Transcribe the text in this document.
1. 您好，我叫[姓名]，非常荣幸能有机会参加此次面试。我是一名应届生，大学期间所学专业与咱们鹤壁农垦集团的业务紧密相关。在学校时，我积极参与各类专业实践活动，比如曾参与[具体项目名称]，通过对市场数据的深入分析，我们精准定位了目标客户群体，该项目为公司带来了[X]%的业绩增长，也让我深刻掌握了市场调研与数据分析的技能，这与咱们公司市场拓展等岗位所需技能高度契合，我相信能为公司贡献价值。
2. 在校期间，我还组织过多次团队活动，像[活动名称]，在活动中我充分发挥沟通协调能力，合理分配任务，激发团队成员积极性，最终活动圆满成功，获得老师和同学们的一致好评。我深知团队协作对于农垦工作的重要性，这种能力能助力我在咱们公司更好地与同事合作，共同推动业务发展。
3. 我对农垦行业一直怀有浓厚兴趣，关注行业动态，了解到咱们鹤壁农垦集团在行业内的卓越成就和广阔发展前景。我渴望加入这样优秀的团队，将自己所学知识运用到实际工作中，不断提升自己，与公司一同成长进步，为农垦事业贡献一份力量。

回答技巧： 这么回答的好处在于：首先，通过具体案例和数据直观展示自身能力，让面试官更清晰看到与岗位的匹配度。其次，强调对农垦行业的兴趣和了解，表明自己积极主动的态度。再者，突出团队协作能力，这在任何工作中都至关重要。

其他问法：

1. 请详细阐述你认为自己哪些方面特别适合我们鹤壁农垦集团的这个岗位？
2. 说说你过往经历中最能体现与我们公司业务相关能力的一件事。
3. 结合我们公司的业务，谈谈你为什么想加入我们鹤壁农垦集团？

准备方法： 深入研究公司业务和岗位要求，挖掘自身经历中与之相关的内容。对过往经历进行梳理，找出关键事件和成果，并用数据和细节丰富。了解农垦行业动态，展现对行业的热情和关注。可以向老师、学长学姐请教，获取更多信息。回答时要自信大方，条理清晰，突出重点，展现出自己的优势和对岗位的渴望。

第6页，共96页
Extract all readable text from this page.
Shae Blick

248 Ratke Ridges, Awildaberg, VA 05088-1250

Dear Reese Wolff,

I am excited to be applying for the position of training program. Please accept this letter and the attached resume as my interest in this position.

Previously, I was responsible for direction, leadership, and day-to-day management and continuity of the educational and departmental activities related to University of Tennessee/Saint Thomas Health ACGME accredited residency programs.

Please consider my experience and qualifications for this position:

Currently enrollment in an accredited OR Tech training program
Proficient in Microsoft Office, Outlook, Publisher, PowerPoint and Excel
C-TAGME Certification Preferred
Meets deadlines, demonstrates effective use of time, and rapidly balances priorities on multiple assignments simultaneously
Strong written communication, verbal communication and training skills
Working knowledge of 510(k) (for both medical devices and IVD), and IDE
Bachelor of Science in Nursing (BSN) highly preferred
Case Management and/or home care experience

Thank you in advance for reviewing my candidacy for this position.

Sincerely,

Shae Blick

> **What the task asks**: Extract all of the data shown above and repeat it verbatim.

> **Result of the task**:
Transcribe the text in this document.
1. 您好，我叫[姓名]，非常荣幸能有机会参加此次面试。我是一名应届生，大学期间所学专业与咱们鹤壁农垦集团的业务紧密相关。在学校时，我积极参与各类专业实践活动，比如曾参与[具体项目名称]，通过对市场数据的深入分析，我们精准定位了目标客户群体，该项目为公司带来了[X]%的业绩增长，也让我深刻掌握了市场调研与数据分析的技能，这与咱们公司市场拓展等岗位所需技能高度契合，我相信能为公司贡献价值。
2. 在校期间，我还组织过多次团队活动，像[活动名称]，在活动中我充分发挥沟通协调能力，合理分配任务，激发团队成员积极性，最终活动圆满成功，获得老师和同学们的一致好评。我深知团队协作对于农垦工作的重要性，这种能力能助力我在咱们公司更好地与同事合作，共同推动业务发展。
3. 我对农垦行业一直怀有浓厚兴趣，关注行业动态，了解到咱们鹤壁农垦集团在行业内的卓越成就和广阔发展前景。我渴望加入这样优秀的团队，将自己所学知识运用到实际工作中，不断提升自己，与公司一同成长进步，为农垦事业贡献一份力量。

回答技巧： 这么回答的好处在于：首先，通过具体案例和数据直观展示自身能力，让面试官更清晰看到与岗位的匹配度。其次，强调对农垦行业的兴趣和了解，表明自己积极主动的态度。再者，突出团队协作能力，这在任何工作中都至关重要。

其他问法：

1. 请详细阐述你认为自己哪些方面特别适合我们鹤壁农垦集团的这个岗位？
2. 说说你过往经历中最能体现与我们公司业务相关能力的一件事。
3. 结合我们公司的业务，谈谈你为什么想加入我们鹤壁农垦集团？

准备方法： 深入研究公司业务和岗位要求，挖掘自身经历中与之相关的内容。对过往经历进行梳理，找出关键事件和成果，并用数据和细节丰富。了解农垦行业动态，展现对行业的热情和关注。可以向老师、学长学姐请教，获取更多信息。回答时要自信大方，条理清晰，突出重点，展现出自己的优势和对岗位的渴望。

第6页，共96页
Extract all readable text from this page.
Shae Blick

248 Ratke Ridges, Awildaberg, VA 05088-1250

Dear Reese Wolff,

I am excited to be applying for the position of training program. Please accept this letter and the attached resume as my interest in this position.

Previously, I was responsible for direction, leadership, and day-to-day management and continuity of the educational and departmental activities related to University of Tennessee/Saint Thomas Health ACGME accredited residency programs.

Please consider my experience and qualifications for this position:

Currently enrollment in an accredited OR Tech training program
Proficient in Microsoft Office, Outlook, Publisher, PowerPoint and Excel
C-TAGME Certification Preferred
Meets deadlines, demonstrates effective use of time, and rapidly balances priorities on multiple assignments simultaneously
Strong written communication, verbal communication and training skills
Working knowledge of 510(k) (for both medical devices and IVD), and IDE
Bachelor of Science in Nursing (BSN) highly preferred
Case Management and/or home care experience

Thank you in advance for reviewing my candidacy for this position.

Sincerely,

Shae Blick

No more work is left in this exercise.